• TASK DESCRIPTION
Every entry below must appear again, exactly as written.

• AVAILABLE RECORDS

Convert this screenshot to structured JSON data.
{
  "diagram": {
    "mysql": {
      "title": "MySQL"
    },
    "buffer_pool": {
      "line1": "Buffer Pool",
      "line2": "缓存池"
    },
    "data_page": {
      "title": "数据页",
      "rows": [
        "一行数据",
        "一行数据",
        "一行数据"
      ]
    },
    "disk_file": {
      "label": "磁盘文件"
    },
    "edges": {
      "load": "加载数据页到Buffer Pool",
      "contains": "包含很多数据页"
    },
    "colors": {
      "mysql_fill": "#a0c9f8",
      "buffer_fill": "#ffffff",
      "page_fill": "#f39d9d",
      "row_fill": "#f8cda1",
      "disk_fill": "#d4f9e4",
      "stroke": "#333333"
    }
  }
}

• RESPONSE TO THE TASK
Convert this screenshot to structured JSON data.
{
  "diagram": {
    "mysql": {
      "title": "MySQL"
    },
    "buffer_pool": {
      "line1": "Buffer Pool",
      "line2": "缓存池"
    },
    "data_page": {
      "title": "数据页",
      "rows": [
        "一行数据",
        "一行数据",
        "一行数据"
      ]
    },
    "disk_file": {
      "label": "磁盘文件"
    },
    "edges": {
      "load": "加载数据页到Buffer Pool",
      "contains": "包含很多数据页"
    },
    "colors": {
      "mysql_fill": "#a0c9f8",
      "buffer_fill": "#ffffff",
      "page_fill": "#f39d9d",
      "row_fill": "#f8cda1",
      "disk_fill": "#d4f9e4",
      "stroke": "#333333"
    }
  }
}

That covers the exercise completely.